··· Selected extract ···
Actually, the memory leak occurs in that way. When using zone_mgmt,
memory leak still occurs. Asan gives the error information not much so
I haven't tracked down the problem yet.

>
> >
> > Thanks for reviewing!
> >
> >
> >>
> >>>
> >>>>
> >>>>> +    offset = offset / 512; /* get the unit of the start sector: sector size is 512 bytes. */
> >>>>> +    printf("start to report zone with offset: 0x%lx\n", offset);
> >>>>> +
> >>>>> +    blkz = (struct blk_zone *)(rep + 1);
> >>>>> +    while (n < nrz) {
> >>>>> +        memset(rep, 0, rep_size);
> >>>>> +        rep->sector = offset;
> >>>>> +        rep->nr_zones = nrz;
> >>>>
> >>>> What prevents zones[] overflowing? nrz isn't being reduced in the loop,
> >>>> so maybe the rep->nr_zones return value will eventually exceed the
> >>>> number of elements still available in zones[n..]?
···
### Given exercise 1:
Retype the run of entries that opens with the line containing "country-label-pakistan: Pakistan xyxy=(413,650,475,667)" and closes with the line containing "x-tick-label: 75° E xyxy=(631,113,659,125)", including both of those lines.
The entries that follow are unrelated to the memory leak discussion.
··· Data shown ···
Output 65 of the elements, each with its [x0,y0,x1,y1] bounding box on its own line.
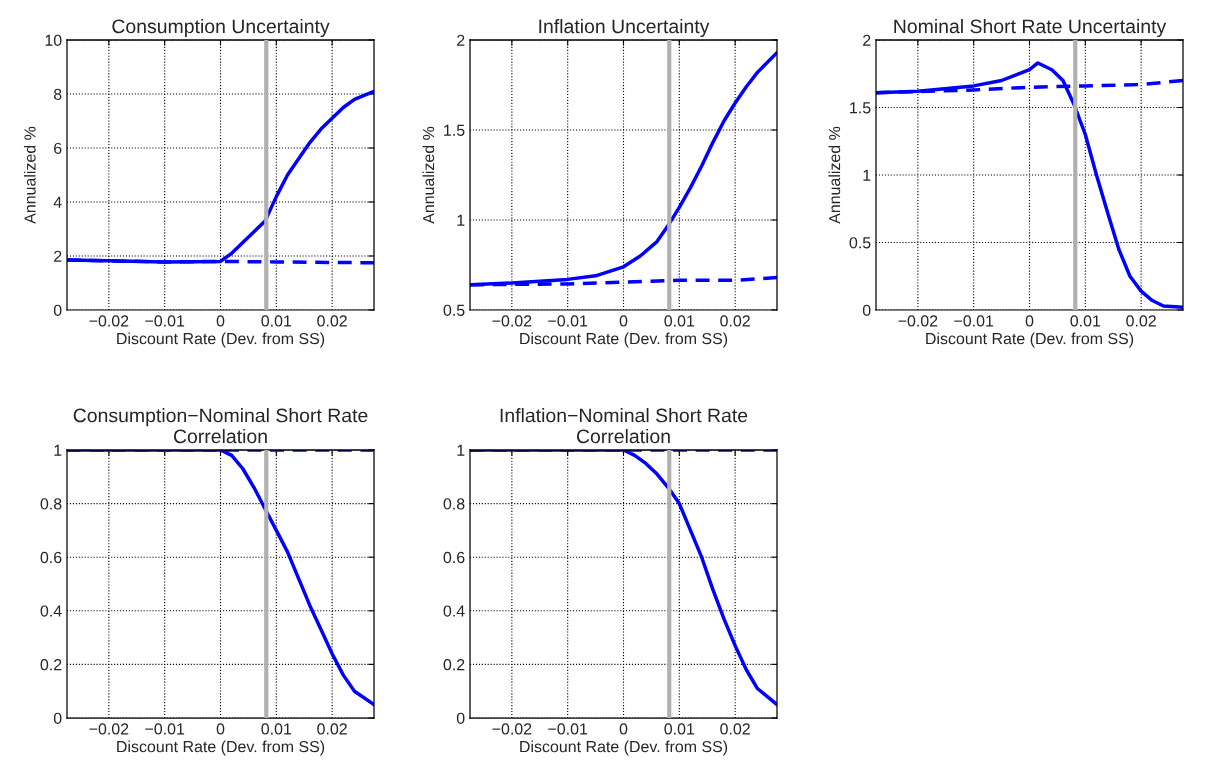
x-tick-label: 0 [216,315,225,327]
chart-title: Nominal Short Rate Uncertainty [894,18,1167,38]
x-tick-label: −0.02 [492,723,532,735]
x-tick-label: −0.02 [898,315,938,327]
x-axis-title: Discount Rate (Dev. from SS) [117,332,325,348]
y-tick-label: 4 [53,196,62,208]
x-tick-label: 0.02 [720,315,750,327]
x-tick-label: 0.02 [1126,315,1156,327]
chart-title: Inflation−Nominal Short Rate Correlation [500,408,748,444]
x-axis-title: Discount Rate (Dev. from SS) [117,740,325,756]
y-tick-label: 0.8 [40,498,62,510]
y-tick-label: 1.5 [850,102,871,114]
y-tick-label: 1 [863,169,871,181]
chart-title: Consumption−Nominal Short Rate Correlation [73,408,368,444]
x-tick-label: 0.01 [664,723,695,735]
y-axis-title: Annualized % [422,126,435,224]
x-axis-title: Discount Rate (Dev. from SS) [926,332,1134,348]
x-tick-label: −0.02 [89,315,129,327]
x-tick-label: 0.02 [317,315,347,327]
y-tick-label: 10 [45,34,62,46]
y-tick-label: 2 [457,34,465,46]
x-tick-label: −0.01 [954,315,994,327]
chart-title: Inflation Uncertainty [539,18,710,38]
y-tick-label: 2 [863,34,871,46]
x-tick-label: 0 [619,315,628,327]
y-tick-label: 0.5 [443,304,465,316]
y-tick-label: 0.2 [443,659,465,671]
x-tick-label: 0.02 [317,723,347,735]
y-tick-label: 1 [54,444,62,456]
x-tick-label: −0.02 [89,723,129,735]
x-tick-label: −0.01 [548,723,588,735]
y-tick-label: 0.2 [40,659,62,671]
y-tick-label: 0.8 [443,498,465,510]
x-tick-label: 0.01 [1070,315,1101,327]
y-tick-label: 0 [53,712,62,724]
x-tick-label: 0.01 [261,723,292,735]
chart-title: Consumption Uncertainty [112,18,330,38]
y-tick-label: 0.6 [40,551,62,564]
y-tick-label: 0 [53,304,62,316]
x-tick-label: −0.01 [145,723,185,735]
x-tick-label: 0 [1025,315,1034,327]
x-tick-label: −0.01 [145,315,185,327]
x-tick-label: −0.02 [492,315,532,327]
y-tick-label: 0.5 [849,237,871,249]
x-axis-title: Discount Rate (Dev. from SS) [520,332,728,348]
x-tick-label: 0.01 [261,315,292,327]
y-tick-label: 0.4 [443,605,465,617]
y-tick-label: 6 [54,142,62,154]
y-tick-label: 0.6 [443,551,465,564]
x-tick-label: −0.01 [548,315,588,327]
x-axis-title: Discount Rate (Dev. from SS) [520,740,728,756]
y-tick-label: 0.4 [40,605,62,617]
y-tick-label: 1 [457,214,465,226]
y-axis-title: Annualized % [828,126,841,224]
x-tick-label: 0.02 [720,723,750,735]
x-tick-label: 0.01 [664,315,695,327]
y-tick-label: 0 [456,712,465,724]
y-tick-label: 2 [54,250,62,262]
y-tick-label: 1.5 [444,124,465,136]
y-tick-label: 1 [457,444,465,456]
y-tick-label: 8 [53,88,62,100]
x-tick-label: 0 [619,723,628,735]
x-tick-label: 0 [216,723,225,735]
y-axis-title: Annualized % [23,126,36,224]
y-tick-label: 0 [862,304,871,316]
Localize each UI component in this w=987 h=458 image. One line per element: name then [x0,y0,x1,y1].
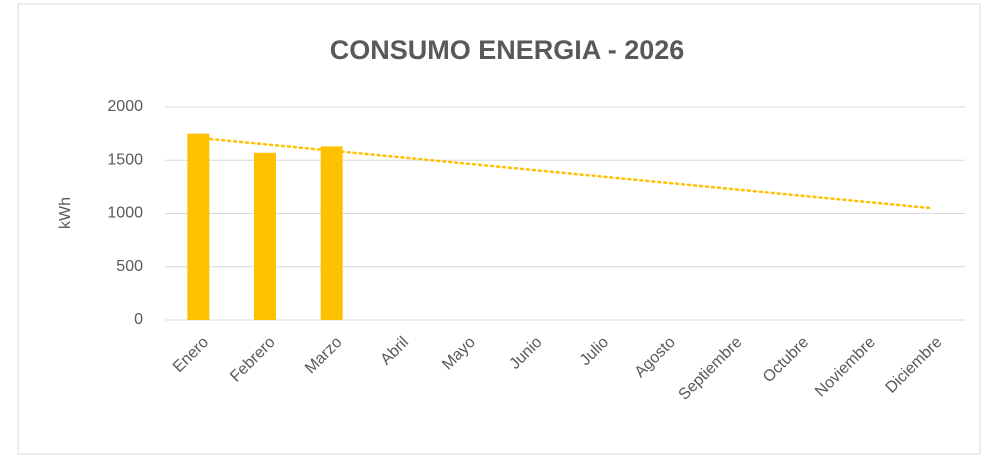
y-tick-label: 1000 [107,205,143,222]
y-axis-label: kWh [57,197,74,229]
bar [320,146,343,320]
y-tick-label: 0 [134,311,143,328]
bar [187,133,210,320]
y-tick-label: 2000 [107,98,143,115]
y-tick-label: 500 [116,258,143,275]
y-tick-label: 1500 [107,151,143,168]
chart-title: CONSUMO ENERGIA - 2026 [330,35,685,65]
chart-frame [17,3,981,455]
trendline [197,136,933,210]
bar [254,152,276,320]
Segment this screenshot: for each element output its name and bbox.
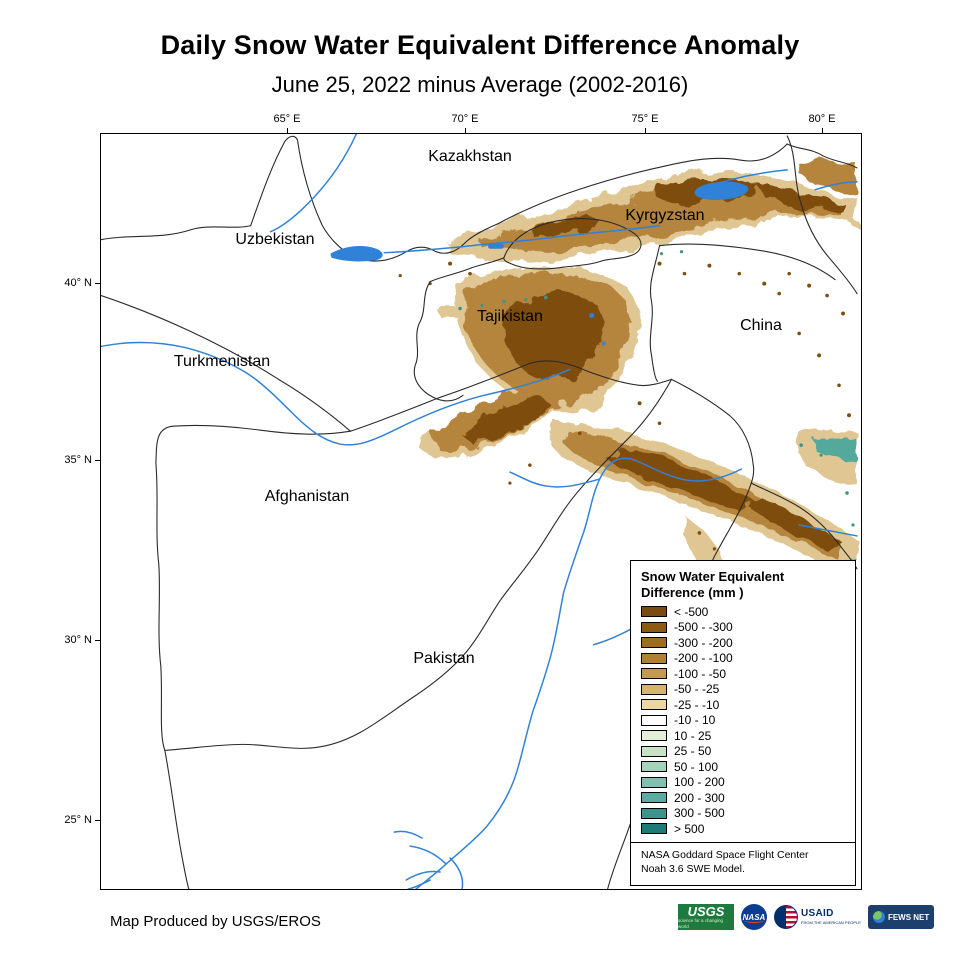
country-label-pakistan: Pakistan xyxy=(413,650,475,667)
fewsnet-logo: FEWS NET xyxy=(867,905,935,929)
legend-class-label: -500 - -300 xyxy=(674,620,733,634)
legend-swatch xyxy=(641,699,667,710)
x-tick-label: 75° E xyxy=(631,113,659,125)
lake-kayrakum xyxy=(487,243,504,249)
lake-issyk-kul xyxy=(694,181,749,200)
x-tick-mark xyxy=(822,128,823,133)
country-label-china: China xyxy=(740,317,782,334)
y-tick-label: 25° N xyxy=(64,814,92,826)
legend-class-label: 50 - 100 xyxy=(674,759,719,774)
y-tick-mark xyxy=(95,820,100,821)
legend-footnote: NASA Goddard Space Flight Center Noah 3.… xyxy=(631,841,855,879)
nasa-swoosh-icon xyxy=(743,917,765,923)
legend-row: -10 - 10 xyxy=(641,714,845,726)
legend-class-label: -25 - -10 xyxy=(674,697,720,712)
legend-row: 300 - 500 xyxy=(641,807,845,819)
legend-swatch xyxy=(641,652,667,664)
legend-class-label: > 500 xyxy=(674,821,705,836)
y-tick-mark xyxy=(95,460,100,461)
legend-row: -50 - -25 xyxy=(641,683,845,695)
legend-class-label: 200 - 300 xyxy=(674,790,725,805)
x-tick-label: 65° E xyxy=(273,113,301,125)
legend-row: -200 - -100 xyxy=(641,652,845,664)
legend-swatch xyxy=(641,761,667,772)
legend-class-label: -200 - -100 xyxy=(674,651,733,665)
country-label-kazakhstan: Kazakhstan xyxy=(428,148,512,165)
legend-class-label: < -500 xyxy=(674,604,709,619)
legend-classes: < -500 -500 - -300 -300 - -200 -200 - -100-… xyxy=(641,606,845,835)
legend-title: Snow Water Equivalent Difference (mm ) xyxy=(641,569,785,601)
legend-class-label: 300 - 500 xyxy=(674,806,725,820)
legend-class-label: 25 - 50 xyxy=(674,744,712,758)
x-tick-label: 70° E xyxy=(451,113,479,125)
legend-class-label: -50 - -25 xyxy=(674,682,720,696)
legend-swatch xyxy=(641,714,667,726)
legend-row: < -500 xyxy=(641,606,845,618)
legend-swatch xyxy=(641,668,667,679)
country-label-turkmenistan: Turkmenistan xyxy=(173,353,271,370)
legend-swatch xyxy=(641,606,667,617)
legend-swatch xyxy=(641,807,667,819)
x-tick-label: 80° E xyxy=(808,113,836,125)
usaid-logo: USAID FROM THE AMERICAN PEOPLE xyxy=(774,905,861,929)
legend-swatch xyxy=(641,730,667,741)
legend-swatch xyxy=(641,683,667,695)
legend-row: -100 - -50 xyxy=(641,668,845,680)
rivers xyxy=(101,134,858,889)
country-label-afghanistan: Afghanistan xyxy=(264,488,350,505)
globe-icon xyxy=(872,911,885,923)
legend-row: -25 - -10 xyxy=(641,699,845,711)
x-tick-mark xyxy=(465,128,466,133)
lake-aydar xyxy=(330,245,383,262)
logos-row: USGS science for a changing world NASA U… xyxy=(678,904,935,930)
country-label-uzbekistan: Uzbekistan xyxy=(235,231,315,248)
legend-swatch xyxy=(641,792,667,803)
country-label-tajikistan: Tajikistan xyxy=(477,308,543,325)
y-tick-label: 30° N xyxy=(64,634,92,646)
legend-swatch xyxy=(641,823,667,834)
legend-row: 50 - 100 xyxy=(641,761,845,773)
legend-row: 25 - 50 xyxy=(641,745,845,757)
y-tick-label: 35° N xyxy=(64,454,92,466)
lake-sarez xyxy=(601,341,606,346)
lakes xyxy=(330,181,749,346)
legend-swatch xyxy=(641,776,667,788)
snow-speckles xyxy=(398,250,855,567)
page-subtitle: June 25, 2022 minus Average (2002-2016) xyxy=(271,72,689,97)
legend-swatch xyxy=(641,745,667,757)
nasa-logo: NASA xyxy=(741,904,767,930)
legend-row: 10 - 25 xyxy=(641,730,845,742)
legend-row: -300 - -200 xyxy=(641,637,845,649)
legend-class-label: 10 - 25 xyxy=(674,728,712,743)
y-tick-mark xyxy=(95,640,100,641)
usaid-seal-icon xyxy=(774,905,798,929)
legend-swatch xyxy=(641,637,667,648)
y-tick-label: 40° N xyxy=(64,277,92,289)
country-label-kyrgyzstan: Kyrgyzstan xyxy=(625,207,705,224)
legend-row: -500 - -300 xyxy=(641,621,845,633)
legend-row: 100 - 200 xyxy=(641,776,845,788)
lake-karakul xyxy=(589,313,595,319)
legend-class-label: 100 - 200 xyxy=(674,775,725,789)
legend-swatch xyxy=(641,621,667,633)
legend-row: 200 - 300 xyxy=(641,792,845,804)
legend-class-label: -100 - -50 xyxy=(674,666,727,681)
map-credit: Map Produced by USGS/EROS xyxy=(110,913,321,930)
legend-row: > 500 xyxy=(641,823,845,835)
usgs-logo: USGS science for a changing world xyxy=(678,904,734,930)
y-tick-mark xyxy=(95,283,100,284)
legend-class-label: -300 - -200 xyxy=(674,635,733,650)
legend: Snow Water Equivalent Difference (mm ) <… xyxy=(630,560,856,886)
legend-class-label: -10 - 10 xyxy=(674,713,716,727)
page-title: Daily Snow Water Equivalent Difference A… xyxy=(160,30,800,60)
x-tick-mark xyxy=(645,128,646,133)
x-tick-mark xyxy=(287,128,288,133)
···
### Given exercise 2:
Render this sentence from the memory leak discussion in Spanish: "When using zone_mgmt, memory leak still occurs."

### Response 1:
country-label-pakistan: Pakistan xyxy=(413,650,475,667)
fewsnet-logo: FEWS NET xyxy=(867,905,935,929)
legend-class-label: -500 - -300 xyxy=(674,620,733,634)
legend-swatch xyxy=(641,699,667,710)
x-tick-label: 75° E xyxy=(631,113,659,125)

### Response 2:
Al usar zone_mgmt, la fuga de memoria sigue produciéndose.